**** Exercise inputs

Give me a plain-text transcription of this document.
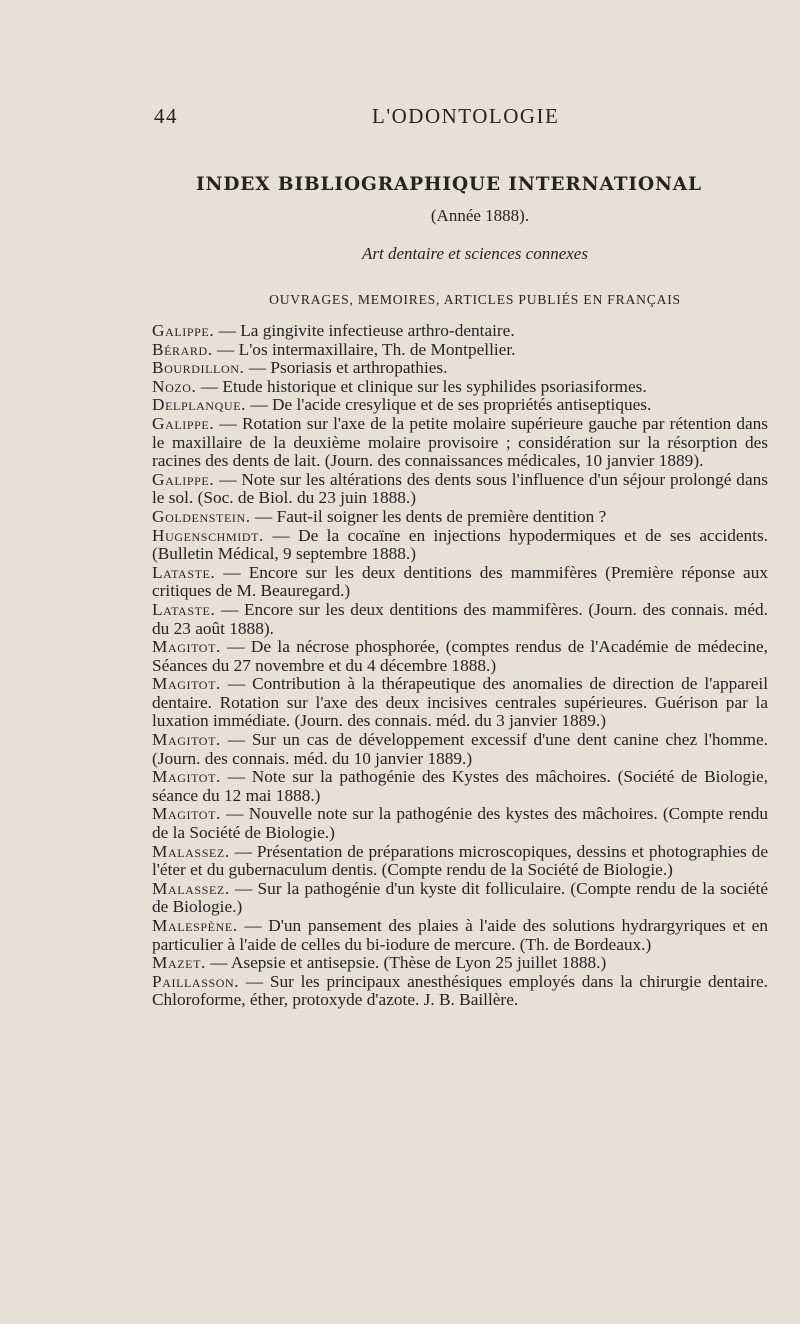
44	L'ODONTOLOGIE
INDEX BIBLIOGRAPHIQUE INTERNATIONAL
(Année 1888).
Art dentaire et sciences connexes
OUVRAGES, MEMOIRES, ARTICLES PUBLIÉS EN FRANÇAIS

Galippe. — La gingivite infectieuse arthro-dentaire.

Bérard. — L'os intermaxillaire, Th. de Montpellier.

Bourdillon. — Psoriasis et arthropathies.

Nozo. — Etude historique et clinique sur les syphilides psoriasiformes.

Delplanque. — De l'acide cresylique et de ses propriétés antiseptiques.

Galippe. — Rotation sur l'axe de la petite molaire supérieure gauche par rétention dans le maxillaire de la deuxième molaire provisoire ; considération sur la résorption des racines des dents de lait. (Journ. des connaissances médicales, 10 janvier 1889).

Galippe. — Note sur les altérations des dents sous l'influence d'un séjour prolongé dans le sol. (Soc. de Biol. du 23 juin 1888.)

Goldenstein. — Faut-il soigner les dents de première dentition ?

Hugenschmidt. — De la cocaïne en injections hypodermiques et de ses accidents. (Bulletin Médical, 9 septembre 1888.)

Lataste. — Encore sur les deux dentitions des mammifères (Première réponse aux critiques de M. Beauregard.)

Lataste. — Encore sur les deux dentitions des mammifères. (Journ. des connais. méd. du 23 août 1888).

Magitot. — De la nécrose phosphorée, (comptes rendus de l'Académie de médecine, Séances du 27 novembre et du 4 décembre 1888.)

Magitot. — Contribution à la thérapeutique des anomalies de direction de l'appareil dentaire. Rotation sur l'axe des deux incisives centrales supérieures. Guérison par la luxation immédiate. (Journ. des connais. méd. du 3 janvier 1889.)

Magitot. — Sur un cas de développement excessif d'une dent canine chez l'homme. (Journ. des connais. méd. du 10 janvier 1889.)

Magitot. — Note sur la pathogénie des Kystes des mâchoires. (Société de Biologie, séance du 12 mai 1888.)

Magitot. — Nouvelle note sur la pathogénie des kystes des mâchoires. (Compte rendu de la Société de Biologie.)

Malassez. — Présentation de préparations microscopiques, dessins et photographies de l'éter et du gubernaculum dentis. (Compte rendu de la Société de Biologie.)

Malassez. — Sur la pathogénie d'un kyste dit folliculaire. (Compte rendu de la société de Biologie.)

Malespène. — D'un pansement des plaies à l'aide des solutions hydrargyriques et en particulier à l'aide de celles du bi-iodure de mercure. (Th. de Bordeaux.)

Mazet. — Asepsie et antisepsie. (Thèse de Lyon 25 juillet 1888.)

Paillasson. — Sur les principaux anesthésiques employés dans la chirurgie dentaire. Chloroforme, éther, protoxyde d'azote. J. B. Baillère.
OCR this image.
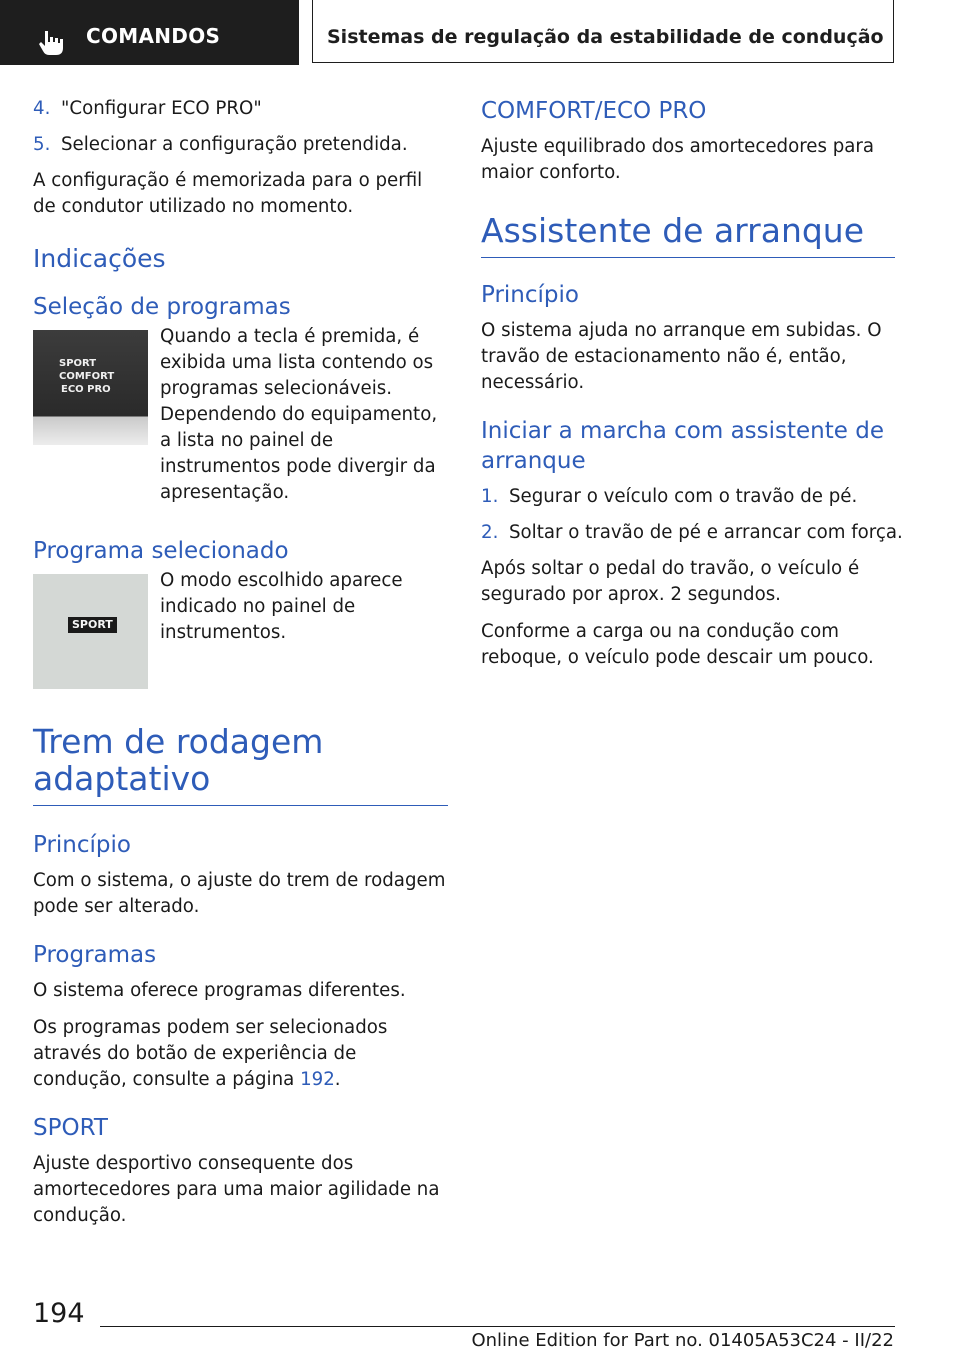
COMANDOS	Sistemas de regulação da estabilidade de condução
4. "Configurar ECO PRO"
5. Selecionar a configuração pretendida.

A configuração é memorizada para o perfil de condutor utilizado no momento.

Indicações
Seleção de programas
SPORT
COMFORT
ECO PRO
Quando a tecla é premida, é exibida uma lista contendo os programas selecionáveis. Dependendo do equipamento, a lista no painel de instrumentos pode divergir da apresentação.
Programa selecionado
SPORT
O modo escolhido aparece indicado no painel de instrumentos.
Trem de rodagem adaptativo
Princípio

Com o sistema, o ajuste do trem de rodagem pode ser alterado.

Programas

O sistema oferece programas diferentes.

Os programas podem ser selecionados através do botão de experiência de condução, consulte a página 192.

SPORT

Ajuste desportivo consequente dos amortecedores para uma maior agilidade na condução.

COMFORT/ECO PRO

Ajuste equilibrado dos amortecedores para maior conforto.

Assistente de arranque
Princípio

O sistema ajuda no arranque em subidas. O travão de estacionamento não é, então, necessário.

Iniciar a marcha com assistente de arranque
1. Segurar o veículo com o travão de pé.
2. Soltar o travão de pé e arrancar com força.

Após soltar o pedal do travão, o veículo é segurado por aprox. 2 segundos.

Conforme a carga ou na condução com reboque, o veículo pode descair um pouco.

194
Online Edition for Part no. 01405A53C24 - II/22
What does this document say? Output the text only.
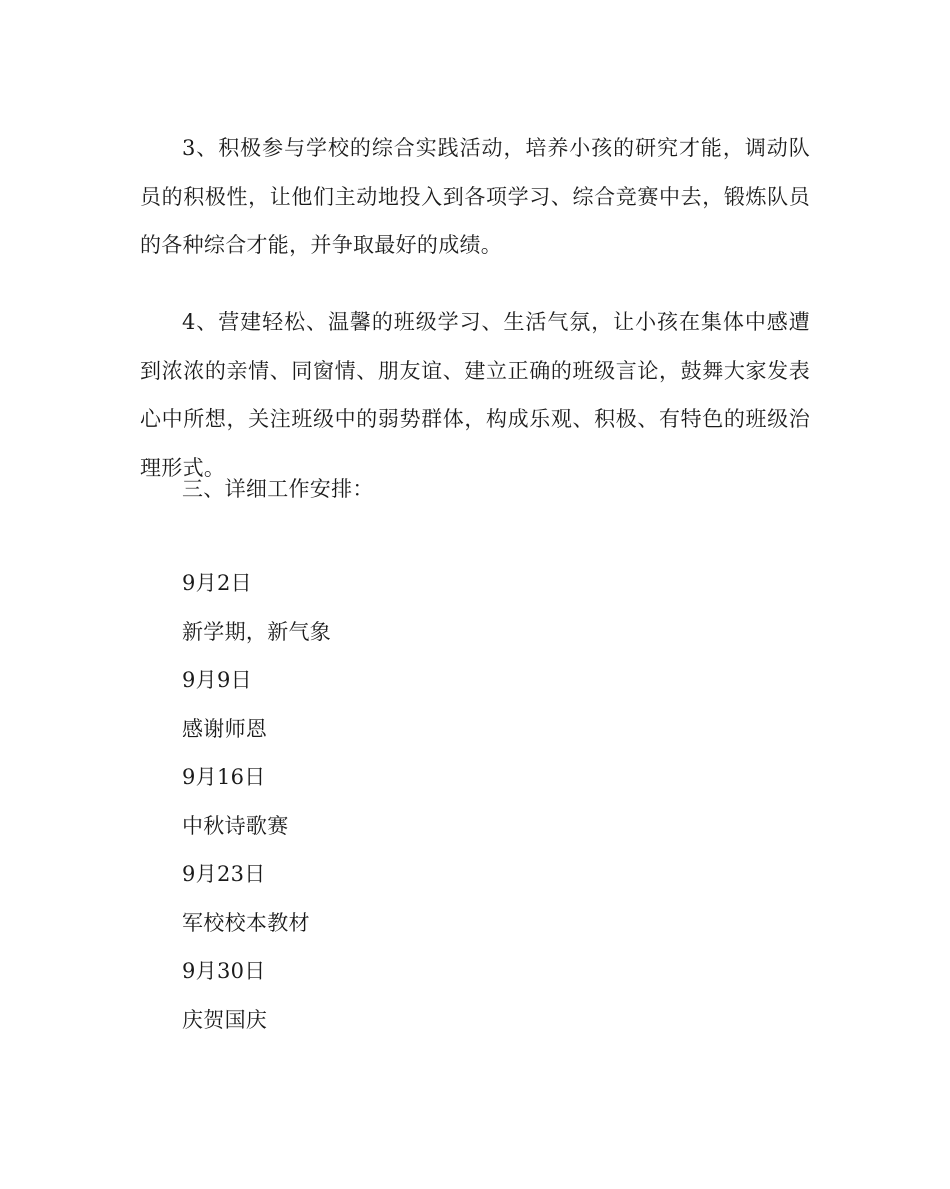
3、积极参与学校的综合实践活动，培养小孩的研究才能，调动队员的积极性，让他们主动地投入到各项学习、综合竞赛中去，锻炼队员的各种综合才能，并争取最好的成绩。

4、营建轻松、温馨的班级学习、生活气氛，让小孩在集体中感遭到浓浓的亲情、同窗情、朋友谊、建立正确的班级言论，鼓舞大家发表心中所想，关注班级中的弱势群体，构成乐观、积极、有特色的班级治理形式。

三、详细工作安排：

9月2日
新学期，新气象
9月9日
感谢师恩
9月16日
中秋诗歌赛
9月23日
军校校本教材
9月30日
庆贺国庆
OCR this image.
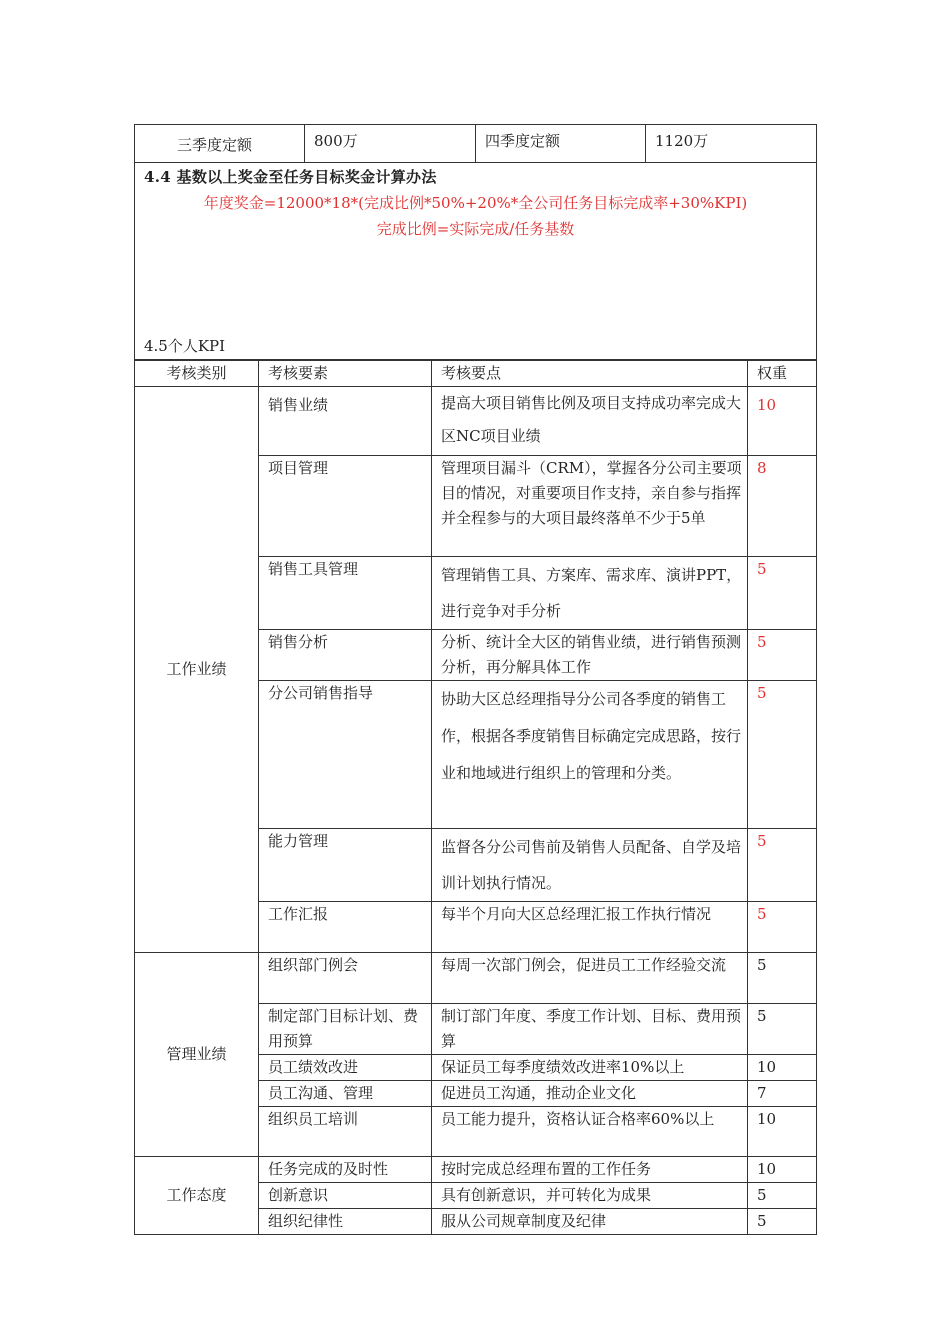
三季度定额	800万	四季度定额	1120万

4.4 基数以上奖金至任务目标奖金计算办法
年度奖金=12000*18*(完成比例*50%+20%*全公司任务目标完成率+30%KPI)
完成比例=实际完成/任务基数
4.5个人KPI
考核类别	考核要素	考核要点	权重
工作业绩	销售业绩	提高大项目销售比例及项目支持成功率完成大区NC项目业绩	10
	项目管理	管理项目漏斗（CRM），掌握各分公司主要项目的情况，对重要项目作支持，亲自参与指挥并全程参与的大项目最终落单不少于5单	8
	销售工具管理	管理销售工具、方案库、需求库、演讲PPT，进行竞争对手分析	5
	销售分析	分析、统计全大区的销售业绩，进行销售预测分析，再分解具体工作	5
	分公司销售指导	协助大区总经理指导分公司各季度的销售工作，根据各季度销售目标确定完成思路，按行业和地域进行组织上的管理和分类。	5
	能力管理	监督各分公司售前及销售人员配备、自学及培训计划执行情况。	5
	工作汇报	每半个月向大区总经理汇报工作执行情况	5
管理业绩	组织部门例会	每周一次部门例会，促进员工工作经验交流	5
	制定部门目标计划、费用预算	制订部门年度、季度工作计划、目标、费用预算	5
	员工绩效改进	保证员工每季度绩效改进率10%以上	10
	员工沟通、管理	促进员工沟通，推动企业文化	7
	组织员工培训	员工能力提升，资格认证合格率60%以上	10
工作态度	任务完成的及时性	按时完成总经理布置的工作任务	10
	创新意识	具有创新意识，并可转化为成果	5
	组织纪律性	服从公司规章制度及纪律	5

********

Task statement - Every line above should be repeated exactly; pictures stay out of the copy.

Solution for this exercise -
Give me a plain-text transcription of this document.
44	L'ODONTOLOGIE
INDEX BIBLIOGRAPHIQUE INTERNATIONAL
(Année 1888).
Art dentaire et sciences connexes
OUVRAGES, MEMOIRES, ARTICLES PUBLIÉS EN FRANÇAIS

Galippe. — La gingivite infectieuse arthro-dentaire.

Bérard. — L'os intermaxillaire, Th. de Montpellier.

Bourdillon. — Psoriasis et arthropathies.

Nozo. — Etude historique et clinique sur les syphilides psoriasiformes.

Delplanque. — De l'acide cresylique et de ses propriétés antiseptiques.

Galippe. — Rotation sur l'axe de la petite molaire supérieure gauche par rétention dans le maxillaire de la deuxième molaire provisoire ; considération sur la résorption des racines des dents de lait. (Journ. des connaissances médicales, 10 janvier 1889).

Galippe. — Note sur les altérations des dents sous l'influence d'un séjour prolongé dans le sol. (Soc. de Biol. du 23 juin 1888.)

Goldenstein. — Faut-il soigner les dents de première dentition ?

Hugenschmidt. — De la cocaïne en injections hypodermiques et de ses accidents. (Bulletin Médical, 9 septembre 1888.)

Lataste. — Encore sur les deux dentitions des mammifères (Première réponse aux critiques de M. Beauregard.)

Lataste. — Encore sur les deux dentitions des mammifères. (Journ. des connais. méd. du 23 août 1888).

Magitot. — De la nécrose phosphorée, (comptes rendus de l'Académie de médecine, Séances du 27 novembre et du 4 décembre 1888.)

Magitot. — Contribution à la thérapeutique des anomalies de direction de l'appareil dentaire. Rotation sur l'axe des deux incisives centrales supérieures. Guérison par la luxation immédiate. (Journ. des connais. méd. du 3 janvier 1889.)

Magitot. — Sur un cas de développement excessif d'une dent canine chez l'homme. (Journ. des connais. méd. du 10 janvier 1889.)

Magitot. — Note sur la pathogénie des Kystes des mâchoires. (Société de Biologie, séance du 12 mai 1888.)

Magitot. — Nouvelle note sur la pathogénie des kystes des mâchoires. (Compte rendu de la Société de Biologie.)

Malassez. — Présentation de préparations microscopiques, dessins et photographies de l'éter et du gubernaculum dentis. (Compte rendu de la Société de Biologie.)

Malassez. — Sur la pathogénie d'un kyste dit folliculaire. (Compte rendu de la société de Biologie.)

Malespène. — D'un pansement des plaies à l'aide des solutions hydrargyriques et en particulier à l'aide de celles du bi-iodure de mercure. (Th. de Bordeaux.)

Mazet. — Asepsie et antisepsie. (Thèse de Lyon 25 juillet 1888.)

Paillasson. — Sur les principaux anesthésiques employés dans la chirurgie dentaire. Chloroforme, éther, protoxyde d'azote. J. B. Baillère.
OCR this image.
COMANDOS	Sistemas de regulação da estabilidade de condução
4. "Configurar ECO PRO"
5. Selecionar a configuração pretendida.

A configuração é memorizada para o perfil de condutor utilizado no momento.

Indicações
Seleção de programas
SPORT
COMFORT
ECO PRO
Quando a tecla é premida, é exibida uma lista contendo os programas selecionáveis. Dependendo do equipamento, a lista no painel de instrumentos pode divergir da apresentação.
Programa selecionado
SPORT
O modo escolhido aparece indicado no painel de instrumentos.
Trem de rodagem adaptativo
Princípio

Com o sistema, o ajuste do trem de rodagem pode ser alterado.

Programas

O sistema oferece programas diferentes.

Os programas podem ser selecionados através do botão de experiência de condução, consulte a página 192.

SPORT

Ajuste desportivo consequente dos amortecedores para uma maior agilidade na condução.

COMFORT/ECO PRO

Ajuste equilibrado dos amortecedores para maior conforto.

Assistente de arranque
Princípio

O sistema ajuda no arranque em subidas. O travão de estacionamento não é, então, necessário.

Iniciar a marcha com assistente de arranque
1. Segurar o veículo com o travão de pé.
2. Soltar o travão de pé e arrancar com força.

Após soltar o pedal do travão, o veículo é segurado por aprox. 2 segundos.

Conforme a carga ou na condução com reboque, o veículo pode descair um pouco.

194
Online Edition for Part no. 01405A53C24 - II/22
What does this document say? Output the text only.
3、积极参与学校的综合实践活动，培养小孩的研究才能，调动队员的积极性，让他们主动地投入到各项学习、综合竞赛中去，锻炼队员的各种综合才能，并争取最好的成绩。

4、营建轻松、温馨的班级学习、生活气氛，让小孩在集体中感遭到浓浓的亲情、同窗情、朋友谊、建立正确的班级言论，鼓舞大家发表心中所想，关注班级中的弱势群体，构成乐观、积极、有特色的班级治理形式。

三、详细工作安排：

9月2日
新学期，新气象
9月9日
感谢师恩
9月16日
中秋诗歌赛
9月23日
军校校本教材
9月30日
庆贺国庆
OCR this image.
三季度定额	800万	四季度定额	1120万

4.4 基数以上奖金至任务目标奖金计算办法
年度奖金=12000*18*(完成比例*50%+20%*全公司任务目标完成率+30%KPI)
完成比例=实际完成/任务基数
4.5个人KPI
考核类别	考核要素	考核要点	权重
工作业绩	销售业绩	提高大项目销售比例及项目支持成功率完成大区NC项目业绩	10
	项目管理	管理项目漏斗（CRM），掌握各分公司主要项目的情况，对重要项目作支持，亲自参与指挥并全程参与的大项目最终落单不少于5单	8
	销售工具管理	管理销售工具、方案库、需求库、演讲PPT，进行竞争对手分析	5
	销售分析	分析、统计全大区的销售业绩，进行销售预测分析，再分解具体工作	5
	分公司销售指导	协助大区总经理指导分公司各季度的销售工作，根据各季度销售目标确定完成思路，按行业和地域进行组织上的管理和分类。	5
	能力管理	监督各分公司售前及销售人员配备、自学及培训计划执行情况。	5
	工作汇报	每半个月向大区总经理汇报工作执行情况	5
管理业绩	组织部门例会	每周一次部门例会，促进员工工作经验交流	5
	制定部门目标计划、费用预算	制订部门年度、季度工作计划、目标、费用预算	5
	员工绩效改进	保证员工每季度绩效改进率10%以上	10
	员工沟通、管理	促进员工沟通，推动企业文化	7
	组织员工培训	员工能力提升，资格认证合格率60%以上	10
工作态度	任务完成的及时性	按时完成总经理布置的工作任务	10
	创新意识	具有创新意识，并可转化为成果	5
	组织纪律性	服从公司规章制度及纪律	5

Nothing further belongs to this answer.